▶ Goal: Reproduce each line that includes the word "this".

▶ Exercise material:
□ □ □
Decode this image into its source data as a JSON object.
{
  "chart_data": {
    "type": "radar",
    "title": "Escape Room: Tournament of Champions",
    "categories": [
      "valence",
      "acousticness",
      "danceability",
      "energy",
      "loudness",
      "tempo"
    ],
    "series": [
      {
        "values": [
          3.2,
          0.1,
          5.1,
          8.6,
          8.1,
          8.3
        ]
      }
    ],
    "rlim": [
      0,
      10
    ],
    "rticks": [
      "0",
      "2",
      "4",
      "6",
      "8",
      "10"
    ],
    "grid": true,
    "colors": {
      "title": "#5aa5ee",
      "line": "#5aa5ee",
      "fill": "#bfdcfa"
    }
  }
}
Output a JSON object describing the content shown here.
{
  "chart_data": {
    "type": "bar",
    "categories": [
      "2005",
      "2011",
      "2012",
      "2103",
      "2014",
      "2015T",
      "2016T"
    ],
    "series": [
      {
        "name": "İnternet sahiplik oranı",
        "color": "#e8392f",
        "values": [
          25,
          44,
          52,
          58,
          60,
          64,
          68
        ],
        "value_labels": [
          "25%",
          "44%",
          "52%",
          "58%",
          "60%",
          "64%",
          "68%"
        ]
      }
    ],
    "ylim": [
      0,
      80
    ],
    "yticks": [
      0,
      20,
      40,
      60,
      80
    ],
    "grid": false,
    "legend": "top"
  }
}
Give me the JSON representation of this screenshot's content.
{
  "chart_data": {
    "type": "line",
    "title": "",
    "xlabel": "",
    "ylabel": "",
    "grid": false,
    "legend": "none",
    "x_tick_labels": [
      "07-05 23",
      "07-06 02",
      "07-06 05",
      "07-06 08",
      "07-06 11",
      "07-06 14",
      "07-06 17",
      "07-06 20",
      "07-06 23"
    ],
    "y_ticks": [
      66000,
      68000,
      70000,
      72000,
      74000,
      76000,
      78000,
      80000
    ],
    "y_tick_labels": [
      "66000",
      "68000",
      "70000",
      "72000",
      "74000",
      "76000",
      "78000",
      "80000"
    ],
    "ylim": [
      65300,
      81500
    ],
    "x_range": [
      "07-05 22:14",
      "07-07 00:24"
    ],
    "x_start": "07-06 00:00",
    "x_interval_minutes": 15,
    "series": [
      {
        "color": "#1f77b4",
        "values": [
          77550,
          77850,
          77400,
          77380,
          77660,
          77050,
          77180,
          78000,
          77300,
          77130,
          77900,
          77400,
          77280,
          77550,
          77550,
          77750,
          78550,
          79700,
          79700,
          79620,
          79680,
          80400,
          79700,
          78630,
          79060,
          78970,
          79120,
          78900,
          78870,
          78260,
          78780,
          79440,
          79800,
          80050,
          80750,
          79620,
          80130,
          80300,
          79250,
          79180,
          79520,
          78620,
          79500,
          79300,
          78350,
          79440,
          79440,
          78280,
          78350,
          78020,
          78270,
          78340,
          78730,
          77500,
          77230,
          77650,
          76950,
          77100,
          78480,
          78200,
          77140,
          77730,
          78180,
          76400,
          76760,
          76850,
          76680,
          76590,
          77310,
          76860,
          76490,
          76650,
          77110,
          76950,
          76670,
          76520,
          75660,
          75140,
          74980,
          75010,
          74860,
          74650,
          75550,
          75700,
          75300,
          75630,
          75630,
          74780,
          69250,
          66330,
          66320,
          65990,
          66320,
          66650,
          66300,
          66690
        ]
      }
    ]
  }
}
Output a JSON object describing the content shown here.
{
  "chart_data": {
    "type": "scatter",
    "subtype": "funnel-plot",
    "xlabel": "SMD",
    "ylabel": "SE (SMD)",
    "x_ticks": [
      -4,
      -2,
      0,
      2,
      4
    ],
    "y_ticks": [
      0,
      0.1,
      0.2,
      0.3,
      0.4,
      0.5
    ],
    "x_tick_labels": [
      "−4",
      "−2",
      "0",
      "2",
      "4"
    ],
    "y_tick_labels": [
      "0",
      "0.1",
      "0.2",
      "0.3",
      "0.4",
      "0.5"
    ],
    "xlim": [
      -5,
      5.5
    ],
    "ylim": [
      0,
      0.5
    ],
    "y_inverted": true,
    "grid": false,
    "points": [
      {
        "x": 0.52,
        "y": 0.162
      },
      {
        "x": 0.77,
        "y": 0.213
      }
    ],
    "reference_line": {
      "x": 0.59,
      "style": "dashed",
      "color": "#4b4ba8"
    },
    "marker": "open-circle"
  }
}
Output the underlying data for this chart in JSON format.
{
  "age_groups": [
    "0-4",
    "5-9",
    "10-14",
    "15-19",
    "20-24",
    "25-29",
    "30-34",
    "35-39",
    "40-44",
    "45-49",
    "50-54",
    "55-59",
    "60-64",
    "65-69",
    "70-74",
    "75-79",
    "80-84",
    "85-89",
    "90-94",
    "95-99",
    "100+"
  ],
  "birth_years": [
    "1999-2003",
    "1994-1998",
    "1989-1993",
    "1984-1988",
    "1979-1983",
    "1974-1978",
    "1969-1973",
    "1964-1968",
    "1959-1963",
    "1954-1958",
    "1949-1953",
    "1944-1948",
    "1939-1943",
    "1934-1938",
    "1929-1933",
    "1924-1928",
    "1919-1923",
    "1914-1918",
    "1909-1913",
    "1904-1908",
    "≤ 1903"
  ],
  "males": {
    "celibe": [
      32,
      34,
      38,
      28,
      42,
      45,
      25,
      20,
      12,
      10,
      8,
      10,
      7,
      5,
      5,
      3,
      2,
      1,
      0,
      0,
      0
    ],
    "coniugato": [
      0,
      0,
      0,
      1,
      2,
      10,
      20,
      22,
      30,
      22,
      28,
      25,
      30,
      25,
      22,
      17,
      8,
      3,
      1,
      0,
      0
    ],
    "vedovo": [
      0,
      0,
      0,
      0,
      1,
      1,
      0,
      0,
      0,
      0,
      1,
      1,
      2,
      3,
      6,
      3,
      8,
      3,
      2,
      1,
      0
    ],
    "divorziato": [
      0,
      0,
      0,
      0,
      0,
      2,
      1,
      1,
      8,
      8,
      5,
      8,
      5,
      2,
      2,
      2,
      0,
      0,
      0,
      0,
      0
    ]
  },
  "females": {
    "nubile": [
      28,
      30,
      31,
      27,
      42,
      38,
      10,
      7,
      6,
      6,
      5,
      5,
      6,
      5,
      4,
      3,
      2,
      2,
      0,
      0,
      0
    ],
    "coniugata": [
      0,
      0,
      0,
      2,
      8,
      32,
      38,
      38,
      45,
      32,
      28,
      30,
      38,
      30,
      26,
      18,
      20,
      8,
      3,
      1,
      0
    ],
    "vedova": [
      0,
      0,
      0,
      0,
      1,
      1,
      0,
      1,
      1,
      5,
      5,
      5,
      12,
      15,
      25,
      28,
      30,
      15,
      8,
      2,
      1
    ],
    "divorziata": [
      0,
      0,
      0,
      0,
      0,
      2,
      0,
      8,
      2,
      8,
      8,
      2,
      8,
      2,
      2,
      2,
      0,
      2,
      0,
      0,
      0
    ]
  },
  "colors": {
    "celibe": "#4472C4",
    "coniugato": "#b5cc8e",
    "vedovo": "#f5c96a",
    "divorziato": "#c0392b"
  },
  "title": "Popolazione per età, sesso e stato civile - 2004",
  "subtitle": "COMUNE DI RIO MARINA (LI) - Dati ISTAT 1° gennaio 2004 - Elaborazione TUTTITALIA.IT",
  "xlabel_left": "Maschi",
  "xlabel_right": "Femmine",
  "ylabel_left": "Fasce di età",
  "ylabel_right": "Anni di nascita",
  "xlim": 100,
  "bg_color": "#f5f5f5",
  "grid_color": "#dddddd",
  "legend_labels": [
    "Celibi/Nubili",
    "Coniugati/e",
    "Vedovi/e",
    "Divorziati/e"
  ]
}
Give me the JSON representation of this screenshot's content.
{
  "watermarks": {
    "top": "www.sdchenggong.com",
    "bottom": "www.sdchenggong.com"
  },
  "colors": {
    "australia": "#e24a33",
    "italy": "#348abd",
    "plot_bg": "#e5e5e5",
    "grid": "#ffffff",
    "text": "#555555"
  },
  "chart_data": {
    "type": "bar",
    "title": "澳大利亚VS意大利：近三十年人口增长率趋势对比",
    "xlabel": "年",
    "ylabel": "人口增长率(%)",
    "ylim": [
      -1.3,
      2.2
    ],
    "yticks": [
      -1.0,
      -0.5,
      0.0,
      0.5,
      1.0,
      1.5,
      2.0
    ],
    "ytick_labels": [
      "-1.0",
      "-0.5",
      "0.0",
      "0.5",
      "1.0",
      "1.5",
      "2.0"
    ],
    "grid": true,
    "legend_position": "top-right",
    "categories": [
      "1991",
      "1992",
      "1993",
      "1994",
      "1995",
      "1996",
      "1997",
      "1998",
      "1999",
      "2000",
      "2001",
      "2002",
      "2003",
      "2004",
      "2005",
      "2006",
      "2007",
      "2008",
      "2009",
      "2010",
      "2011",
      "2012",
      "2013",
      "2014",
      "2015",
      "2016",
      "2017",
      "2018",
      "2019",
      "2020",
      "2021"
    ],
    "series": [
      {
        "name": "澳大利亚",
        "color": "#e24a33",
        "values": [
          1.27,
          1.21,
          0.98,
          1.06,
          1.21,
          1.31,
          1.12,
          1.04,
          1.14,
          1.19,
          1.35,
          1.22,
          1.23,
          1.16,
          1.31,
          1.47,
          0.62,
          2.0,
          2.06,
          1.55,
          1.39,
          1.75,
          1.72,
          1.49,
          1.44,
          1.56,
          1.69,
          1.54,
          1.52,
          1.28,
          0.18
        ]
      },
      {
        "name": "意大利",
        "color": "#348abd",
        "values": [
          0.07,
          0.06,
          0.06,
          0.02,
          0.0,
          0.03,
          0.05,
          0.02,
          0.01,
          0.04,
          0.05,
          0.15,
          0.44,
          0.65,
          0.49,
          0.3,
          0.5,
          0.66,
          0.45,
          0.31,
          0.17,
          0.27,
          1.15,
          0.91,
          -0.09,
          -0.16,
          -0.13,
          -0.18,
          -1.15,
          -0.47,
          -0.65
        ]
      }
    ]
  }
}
□ □ □
▶ Correct result:
Decode this image into its source data as a JSON object.
Give me the JSON representation of this screenshot's content.
Output the underlying data for this chart in JSON format.
Give me the JSON representation of this screenshot's content.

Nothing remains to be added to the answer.